What is expected
Transcribe all the entries word for word, omitting any pictures they contain.

■ ■ ■

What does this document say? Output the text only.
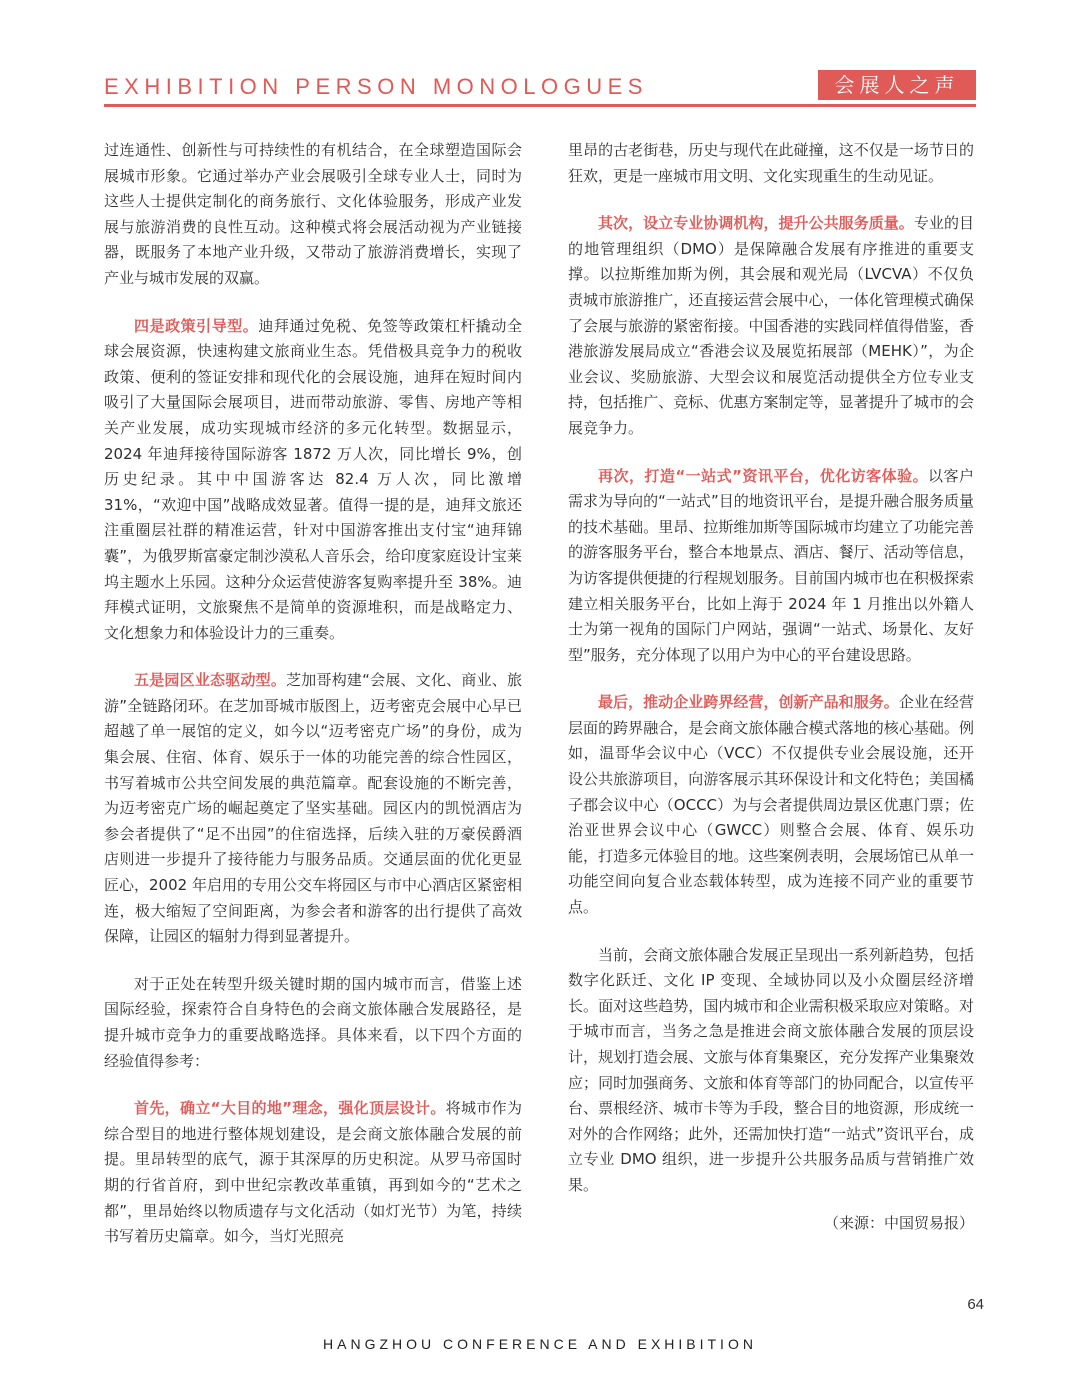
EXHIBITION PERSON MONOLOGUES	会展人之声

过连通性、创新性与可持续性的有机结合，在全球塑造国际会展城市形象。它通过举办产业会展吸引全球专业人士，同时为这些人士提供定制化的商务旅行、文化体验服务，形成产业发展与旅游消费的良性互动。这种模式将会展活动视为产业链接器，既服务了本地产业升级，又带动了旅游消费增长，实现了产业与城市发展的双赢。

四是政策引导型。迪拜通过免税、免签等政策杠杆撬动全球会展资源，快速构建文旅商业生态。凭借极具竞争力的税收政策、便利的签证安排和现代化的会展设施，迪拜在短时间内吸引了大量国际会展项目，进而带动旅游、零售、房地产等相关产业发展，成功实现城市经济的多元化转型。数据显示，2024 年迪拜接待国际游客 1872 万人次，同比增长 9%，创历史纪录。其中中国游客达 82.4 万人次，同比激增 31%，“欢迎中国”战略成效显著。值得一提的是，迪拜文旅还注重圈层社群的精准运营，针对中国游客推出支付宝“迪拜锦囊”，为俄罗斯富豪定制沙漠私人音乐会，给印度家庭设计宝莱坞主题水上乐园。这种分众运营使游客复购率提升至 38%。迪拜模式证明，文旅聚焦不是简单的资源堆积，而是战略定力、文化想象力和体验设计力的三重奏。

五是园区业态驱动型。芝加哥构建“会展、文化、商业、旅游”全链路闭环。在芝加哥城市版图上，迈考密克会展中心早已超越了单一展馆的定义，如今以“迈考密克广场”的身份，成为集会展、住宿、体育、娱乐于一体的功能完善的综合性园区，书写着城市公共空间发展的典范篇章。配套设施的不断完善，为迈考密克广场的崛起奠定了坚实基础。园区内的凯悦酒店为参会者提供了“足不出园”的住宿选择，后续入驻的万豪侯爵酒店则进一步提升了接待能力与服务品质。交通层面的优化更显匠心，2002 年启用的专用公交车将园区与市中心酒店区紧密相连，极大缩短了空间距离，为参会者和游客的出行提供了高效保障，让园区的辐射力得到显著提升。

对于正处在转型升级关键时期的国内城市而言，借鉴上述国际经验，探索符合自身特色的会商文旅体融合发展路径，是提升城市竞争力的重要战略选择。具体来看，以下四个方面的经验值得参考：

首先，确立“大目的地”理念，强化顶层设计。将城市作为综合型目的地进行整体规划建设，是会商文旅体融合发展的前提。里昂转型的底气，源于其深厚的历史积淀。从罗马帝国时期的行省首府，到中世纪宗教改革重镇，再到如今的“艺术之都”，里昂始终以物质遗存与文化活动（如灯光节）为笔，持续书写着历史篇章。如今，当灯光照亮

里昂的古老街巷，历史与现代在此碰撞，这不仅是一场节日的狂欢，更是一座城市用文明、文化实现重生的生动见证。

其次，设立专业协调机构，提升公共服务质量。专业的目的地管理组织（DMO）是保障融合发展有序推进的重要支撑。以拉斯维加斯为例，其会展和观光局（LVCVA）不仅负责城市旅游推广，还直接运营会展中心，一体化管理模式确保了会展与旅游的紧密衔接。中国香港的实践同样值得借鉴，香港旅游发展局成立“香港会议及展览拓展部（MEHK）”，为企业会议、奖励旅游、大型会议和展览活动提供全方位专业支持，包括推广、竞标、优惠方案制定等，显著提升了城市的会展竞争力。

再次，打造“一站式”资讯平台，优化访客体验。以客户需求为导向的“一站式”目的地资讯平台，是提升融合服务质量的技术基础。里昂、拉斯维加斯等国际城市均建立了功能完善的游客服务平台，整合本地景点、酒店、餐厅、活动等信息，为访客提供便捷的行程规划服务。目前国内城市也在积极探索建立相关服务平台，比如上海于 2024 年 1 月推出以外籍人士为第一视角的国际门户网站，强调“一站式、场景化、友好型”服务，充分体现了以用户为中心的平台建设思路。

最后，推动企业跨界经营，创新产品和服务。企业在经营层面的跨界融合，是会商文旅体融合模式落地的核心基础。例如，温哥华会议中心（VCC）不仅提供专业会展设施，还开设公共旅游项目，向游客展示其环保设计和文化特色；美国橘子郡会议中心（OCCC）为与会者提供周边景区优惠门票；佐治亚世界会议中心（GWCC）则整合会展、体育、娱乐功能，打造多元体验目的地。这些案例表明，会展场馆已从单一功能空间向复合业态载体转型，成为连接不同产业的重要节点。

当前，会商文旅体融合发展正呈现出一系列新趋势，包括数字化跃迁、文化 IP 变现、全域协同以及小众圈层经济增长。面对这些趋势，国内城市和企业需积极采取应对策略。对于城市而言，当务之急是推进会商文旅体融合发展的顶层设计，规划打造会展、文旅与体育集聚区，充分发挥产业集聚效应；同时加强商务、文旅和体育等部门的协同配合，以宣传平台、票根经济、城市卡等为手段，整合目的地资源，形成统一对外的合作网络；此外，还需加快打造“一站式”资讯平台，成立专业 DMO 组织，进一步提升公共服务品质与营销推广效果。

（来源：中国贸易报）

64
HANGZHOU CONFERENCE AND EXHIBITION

■ ■ ■

Reply
What does this document say? Output the text only.
EXHIBITION PERSON MONOLOGUES	会展人之声

过连通性、创新性与可持续性的有机结合，在全球塑造国际会展城市形象。它通过举办产业会展吸引全球专业人士，同时为这些人士提供定制化的商务旅行、文化体验服务，形成产业发展与旅游消费的良性互动。这种模式将会展活动视为产业链接器，既服务了本地产业升级，又带动了旅游消费增长，实现了产业与城市发展的双赢。

四是政策引导型。迪拜通过免税、免签等政策杠杆撬动全球会展资源，快速构建文旅商业生态。凭借极具竞争力的税收政策、便利的签证安排和现代化的会展设施，迪拜在短时间内吸引了大量国际会展项目，进而带动旅游、零售、房地产等相关产业发展，成功实现城市经济的多元化转型。数据显示，2024 年迪拜接待国际游客 1872 万人次，同比增长 9%，创历史纪录。其中中国游客达 82.4 万人次，同比激增 31%，“欢迎中国”战略成效显著。值得一提的是，迪拜文旅还注重圈层社群的精准运营，针对中国游客推出支付宝“迪拜锦囊”，为俄罗斯富豪定制沙漠私人音乐会，给印度家庭设计宝莱坞主题水上乐园。这种分众运营使游客复购率提升至 38%。迪拜模式证明，文旅聚焦不是简单的资源堆积，而是战略定力、文化想象力和体验设计力的三重奏。

五是园区业态驱动型。芝加哥构建“会展、文化、商业、旅游”全链路闭环。在芝加哥城市版图上，迈考密克会展中心早已超越了单一展馆的定义，如今以“迈考密克广场”的身份，成为集会展、住宿、体育、娱乐于一体的功能完善的综合性园区，书写着城市公共空间发展的典范篇章。配套设施的不断完善，为迈考密克广场的崛起奠定了坚实基础。园区内的凯悦酒店为参会者提供了“足不出园”的住宿选择，后续入驻的万豪侯爵酒店则进一步提升了接待能力与服务品质。交通层面的优化更显匠心，2002 年启用的专用公交车将园区与市中心酒店区紧密相连，极大缩短了空间距离，为参会者和游客的出行提供了高效保障，让园区的辐射力得到显著提升。

对于正处在转型升级关键时期的国内城市而言，借鉴上述国际经验，探索符合自身特色的会商文旅体融合发展路径，是提升城市竞争力的重要战略选择。具体来看，以下四个方面的经验值得参考：

首先，确立“大目的地”理念，强化顶层设计。将城市作为综合型目的地进行整体规划建设，是会商文旅体融合发展的前提。里昂转型的底气，源于其深厚的历史积淀。从罗马帝国时期的行省首府，到中世纪宗教改革重镇，再到如今的“艺术之都”，里昂始终以物质遗存与文化活动（如灯光节）为笔，持续书写着历史篇章。如今，当灯光照亮

里昂的古老街巷，历史与现代在此碰撞，这不仅是一场节日的狂欢，更是一座城市用文明、文化实现重生的生动见证。

其次，设立专业协调机构，提升公共服务质量。专业的目的地管理组织（DMO）是保障融合发展有序推进的重要支撑。以拉斯维加斯为例，其会展和观光局（LVCVA）不仅负责城市旅游推广，还直接运营会展中心，一体化管理模式确保了会展与旅游的紧密衔接。中国香港的实践同样值得借鉴，香港旅游发展局成立“香港会议及展览拓展部（MEHK）”，为企业会议、奖励旅游、大型会议和展览活动提供全方位专业支持，包括推广、竞标、优惠方案制定等，显著提升了城市的会展竞争力。

再次，打造“一站式”资讯平台，优化访客体验。以客户需求为导向的“一站式”目的地资讯平台，是提升融合服务质量的技术基础。里昂、拉斯维加斯等国际城市均建立了功能完善的游客服务平台，整合本地景点、酒店、餐厅、活动等信息，为访客提供便捷的行程规划服务。目前国内城市也在积极探索建立相关服务平台，比如上海于 2024 年 1 月推出以外籍人士为第一视角的国际门户网站，强调“一站式、场景化、友好型”服务，充分体现了以用户为中心的平台建设思路。

最后，推动企业跨界经营，创新产品和服务。企业在经营层面的跨界融合，是会商文旅体融合模式落地的核心基础。例如，温哥华会议中心（VCC）不仅提供专业会展设施，还开设公共旅游项目，向游客展示其环保设计和文化特色；美国橘子郡会议中心（OCCC）为与会者提供周边景区优惠门票；佐治亚世界会议中心（GWCC）则整合会展、体育、娱乐功能，打造多元体验目的地。这些案例表明，会展场馆已从单一功能空间向复合业态载体转型，成为连接不同产业的重要节点。

当前，会商文旅体融合发展正呈现出一系列新趋势，包括数字化跃迁、文化 IP 变现、全域协同以及小众圈层经济增长。面对这些趋势，国内城市和企业需积极采取应对策略。对于城市而言，当务之急是推进会商文旅体融合发展的顶层设计，规划打造会展、文旅与体育集聚区，充分发挥产业集聚效应；同时加强商务、文旅和体育等部门的协同配合，以宣传平台、票根经济、城市卡等为手段，整合目的地资源，形成统一对外的合作网络；此外，还需加快打造“一站式”资讯平台，成立专业 DMO 组织，进一步提升公共服务品质与营销推广效果。

（来源：中国贸易报）

64
HANGZHOU CONFERENCE AND EXHIBITION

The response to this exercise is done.